Return each line of the listing below, unchanged, and omit the images.

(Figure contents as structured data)

•••

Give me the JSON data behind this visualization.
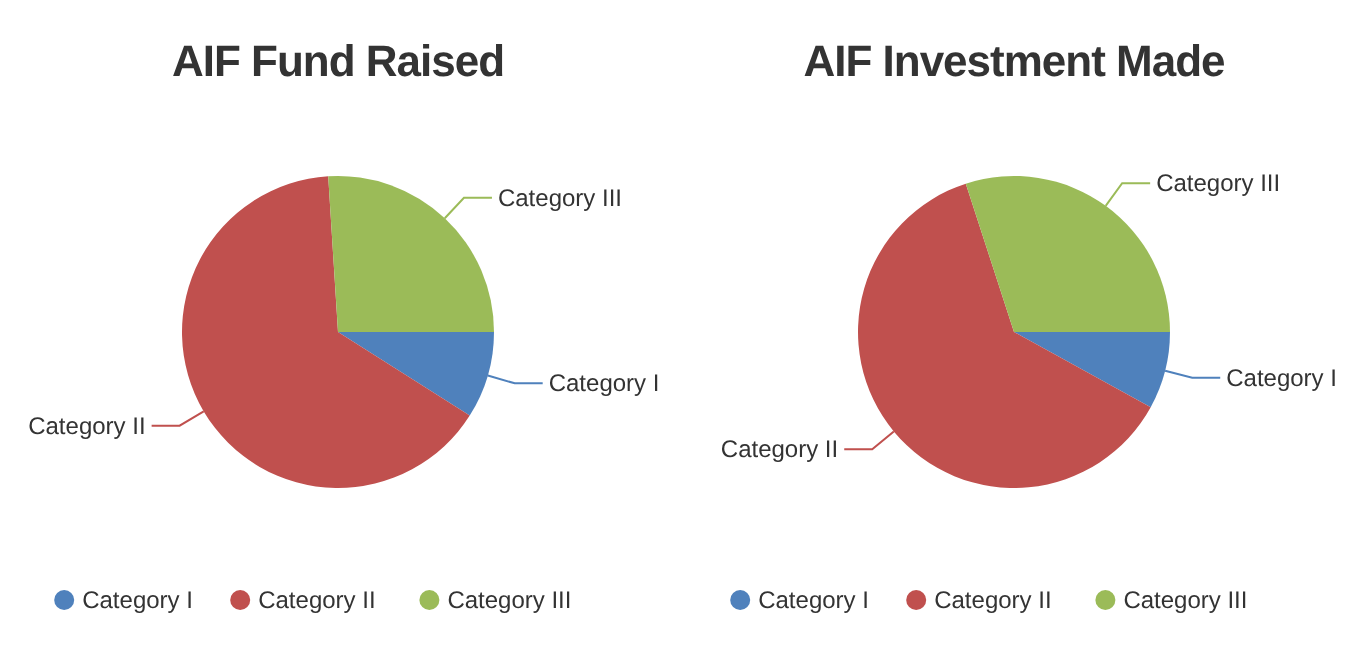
{
  "chart_data": [
    {
      "type": "pie",
      "title": "AIF Fund Raised",
      "categories": [
        "Category I",
        "Category II",
        "Category III"
      ],
      "values": [
        9,
        65,
        26
      ],
      "colors": [
        "#4f81bc",
        "#c0504e",
        "#9bbb58"
      ],
      "legend": "bottom"
    },
    {
      "type": "pie",
      "title": "AIF Investment Made",
      "categories": [
        "Category I",
        "Category II",
        "Category III"
      ],
      "values": [
        8,
        62,
        30
      ],
      "colors": [
        "#4f81bc",
        "#c0504e",
        "#9bbb58"
      ],
      "legend": "bottom"
    }
  ]
}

•••

| Solution |
Give me the JSON data behind this visualization.
{
  "chart_data": [
    {
      "type": "pie",
      "title": "AIF Fund Raised",
      "categories": [
        "Category I",
        "Category II",
        "Category III"
      ],
      "values": [
        9,
        65,
        26
      ],
      "colors": [
        "#4f81bc",
        "#c0504e",
        "#9bbb58"
      ],
      "legend": "bottom"
    },
    {
      "type": "pie",
      "title": "AIF Investment Made",
      "categories": [
        "Category I",
        "Category II",
        "Category III"
      ],
      "values": [
        8,
        62,
        30
      ],
      "colors": [
        "#4f81bc",
        "#c0504e",
        "#9bbb58"
      ],
      "legend": "bottom"
    }
  ]
}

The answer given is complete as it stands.